> Aim of the exercise
Every entry must be echoed exactly.

## Begin

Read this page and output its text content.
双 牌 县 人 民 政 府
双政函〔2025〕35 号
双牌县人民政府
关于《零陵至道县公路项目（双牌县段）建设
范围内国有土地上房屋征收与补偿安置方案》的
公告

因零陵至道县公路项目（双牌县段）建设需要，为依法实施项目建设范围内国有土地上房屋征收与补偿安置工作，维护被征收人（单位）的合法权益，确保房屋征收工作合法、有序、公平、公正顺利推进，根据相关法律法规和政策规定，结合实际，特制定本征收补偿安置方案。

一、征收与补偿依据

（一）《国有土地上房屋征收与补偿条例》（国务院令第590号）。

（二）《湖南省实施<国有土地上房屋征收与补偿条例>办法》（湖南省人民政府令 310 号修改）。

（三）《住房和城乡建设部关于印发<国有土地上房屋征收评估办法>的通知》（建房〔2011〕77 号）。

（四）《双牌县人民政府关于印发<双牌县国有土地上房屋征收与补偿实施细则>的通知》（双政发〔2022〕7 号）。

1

## End

> Correct answer
Read this page and output its text content.
双 牌 县 人 民 政 府
双政函〔2025〕35 号
双牌县人民政府
关于《零陵至道县公路项目（双牌县段）建设
范围内国有土地上房屋征收与补偿安置方案》的
公告

因零陵至道县公路项目（双牌县段）建设需要，为依法实施项目建设范围内国有土地上房屋征收与补偿安置工作，维护被征收人（单位）的合法权益，确保房屋征收工作合法、有序、公平、公正顺利推进，根据相关法律法规和政策规定，结合实际，特制定本征收补偿安置方案。

一、征收与补偿依据

（一）《国有土地上房屋征收与补偿条例》（国务院令第590号）。

（二）《湖南省实施<国有土地上房屋征收与补偿条例>办法》（湖南省人民政府令 310 号修改）。

（三）《住房和城乡建设部关于印发<国有土地上房屋征收评估办法>的通知》（建房〔2011〕77 号）。

（四）《双牌县人民政府关于印发<双牌县国有土地上房屋征收与补偿实施细则>的通知》（双政发〔2022〕7 号）。

1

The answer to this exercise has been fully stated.